PROBLEM DETAILS: Check each line of the data, and copy those where "pero" appears.

RECORDS FOR PROCESSING:
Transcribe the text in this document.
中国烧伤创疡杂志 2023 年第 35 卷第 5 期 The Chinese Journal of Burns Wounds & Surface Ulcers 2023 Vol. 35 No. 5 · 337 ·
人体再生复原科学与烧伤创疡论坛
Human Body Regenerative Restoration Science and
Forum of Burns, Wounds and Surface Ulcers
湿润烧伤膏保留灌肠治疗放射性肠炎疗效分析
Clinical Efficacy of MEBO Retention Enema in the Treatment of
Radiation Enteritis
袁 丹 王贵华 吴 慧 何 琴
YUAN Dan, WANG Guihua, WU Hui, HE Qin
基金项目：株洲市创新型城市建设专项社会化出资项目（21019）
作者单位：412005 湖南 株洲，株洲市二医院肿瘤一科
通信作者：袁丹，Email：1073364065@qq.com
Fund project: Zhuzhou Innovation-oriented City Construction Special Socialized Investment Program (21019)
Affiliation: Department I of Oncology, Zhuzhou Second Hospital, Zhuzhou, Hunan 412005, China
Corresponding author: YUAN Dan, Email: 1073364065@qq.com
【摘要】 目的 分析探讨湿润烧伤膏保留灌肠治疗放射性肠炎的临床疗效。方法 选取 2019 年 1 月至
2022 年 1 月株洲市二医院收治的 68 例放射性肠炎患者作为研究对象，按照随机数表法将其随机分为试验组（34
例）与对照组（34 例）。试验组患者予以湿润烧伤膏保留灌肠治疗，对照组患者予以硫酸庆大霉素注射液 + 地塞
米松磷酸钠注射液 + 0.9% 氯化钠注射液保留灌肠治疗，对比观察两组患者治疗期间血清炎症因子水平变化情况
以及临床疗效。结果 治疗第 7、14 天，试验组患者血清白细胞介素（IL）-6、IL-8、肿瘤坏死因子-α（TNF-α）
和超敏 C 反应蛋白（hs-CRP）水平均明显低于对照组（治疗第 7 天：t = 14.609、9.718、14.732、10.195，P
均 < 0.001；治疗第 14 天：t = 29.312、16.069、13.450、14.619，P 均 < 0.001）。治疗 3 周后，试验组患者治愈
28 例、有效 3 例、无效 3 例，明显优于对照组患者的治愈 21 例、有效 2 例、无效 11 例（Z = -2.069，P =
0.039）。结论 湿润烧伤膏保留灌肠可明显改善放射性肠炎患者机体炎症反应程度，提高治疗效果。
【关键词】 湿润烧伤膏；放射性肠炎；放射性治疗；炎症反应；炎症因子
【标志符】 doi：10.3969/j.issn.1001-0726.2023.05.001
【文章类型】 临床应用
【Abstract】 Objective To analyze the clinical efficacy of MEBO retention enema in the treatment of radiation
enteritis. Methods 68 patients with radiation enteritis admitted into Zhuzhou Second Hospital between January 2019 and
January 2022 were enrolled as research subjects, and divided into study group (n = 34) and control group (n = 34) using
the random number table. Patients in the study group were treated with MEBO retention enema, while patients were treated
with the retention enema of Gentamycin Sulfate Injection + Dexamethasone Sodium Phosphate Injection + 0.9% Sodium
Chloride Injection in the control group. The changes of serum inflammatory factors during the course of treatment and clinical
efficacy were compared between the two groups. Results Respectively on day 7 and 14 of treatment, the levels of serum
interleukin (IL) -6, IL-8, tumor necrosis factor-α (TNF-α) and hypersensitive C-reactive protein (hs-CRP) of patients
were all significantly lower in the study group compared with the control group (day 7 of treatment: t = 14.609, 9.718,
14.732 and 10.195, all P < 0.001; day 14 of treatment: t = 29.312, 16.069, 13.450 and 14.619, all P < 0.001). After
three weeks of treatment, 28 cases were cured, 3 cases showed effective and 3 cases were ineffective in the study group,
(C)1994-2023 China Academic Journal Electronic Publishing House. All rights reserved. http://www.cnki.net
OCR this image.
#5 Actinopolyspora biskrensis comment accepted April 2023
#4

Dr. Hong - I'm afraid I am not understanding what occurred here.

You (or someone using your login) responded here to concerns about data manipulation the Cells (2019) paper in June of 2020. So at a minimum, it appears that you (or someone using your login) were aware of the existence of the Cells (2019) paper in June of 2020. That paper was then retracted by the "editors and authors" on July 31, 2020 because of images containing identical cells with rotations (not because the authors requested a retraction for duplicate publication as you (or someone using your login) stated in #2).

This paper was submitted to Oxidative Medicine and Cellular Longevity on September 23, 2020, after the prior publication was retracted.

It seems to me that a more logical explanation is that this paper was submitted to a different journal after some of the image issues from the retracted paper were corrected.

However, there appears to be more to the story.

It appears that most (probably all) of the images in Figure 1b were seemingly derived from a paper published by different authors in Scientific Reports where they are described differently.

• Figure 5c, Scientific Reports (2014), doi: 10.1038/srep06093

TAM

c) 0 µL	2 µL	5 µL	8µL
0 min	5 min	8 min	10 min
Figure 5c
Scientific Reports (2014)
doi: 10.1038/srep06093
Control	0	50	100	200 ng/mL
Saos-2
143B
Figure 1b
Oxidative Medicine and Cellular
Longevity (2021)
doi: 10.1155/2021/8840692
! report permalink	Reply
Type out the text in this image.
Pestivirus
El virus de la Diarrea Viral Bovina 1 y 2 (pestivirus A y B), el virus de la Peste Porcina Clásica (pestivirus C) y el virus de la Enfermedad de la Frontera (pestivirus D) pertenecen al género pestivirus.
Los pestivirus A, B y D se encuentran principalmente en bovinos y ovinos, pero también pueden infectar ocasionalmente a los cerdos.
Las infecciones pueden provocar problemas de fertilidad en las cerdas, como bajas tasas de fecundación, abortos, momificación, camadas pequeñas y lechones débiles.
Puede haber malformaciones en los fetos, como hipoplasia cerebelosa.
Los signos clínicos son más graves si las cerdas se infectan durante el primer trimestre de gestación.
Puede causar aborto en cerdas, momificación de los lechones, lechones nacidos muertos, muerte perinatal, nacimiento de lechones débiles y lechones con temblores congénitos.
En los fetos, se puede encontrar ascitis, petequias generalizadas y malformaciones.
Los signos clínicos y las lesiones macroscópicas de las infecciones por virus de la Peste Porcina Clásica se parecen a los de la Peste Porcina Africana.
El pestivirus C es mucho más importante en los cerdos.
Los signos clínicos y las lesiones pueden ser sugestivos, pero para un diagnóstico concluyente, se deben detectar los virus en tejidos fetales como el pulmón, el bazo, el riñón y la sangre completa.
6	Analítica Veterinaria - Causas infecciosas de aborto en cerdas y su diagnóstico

WRITTEN RESPONSE:
Los pestivirus A, B y D se encuentran principalmente en bovinos y ovinos, pero también pueden infectar ocasionalmente a los cerdos.
Los signos clínicos y las lesiones pueden ser sugestivos, pero para un diagnóstico concluyente, se deben detectar los virus en tejidos fetales como el pulmón, el bazo, el riñón y la sangre completa.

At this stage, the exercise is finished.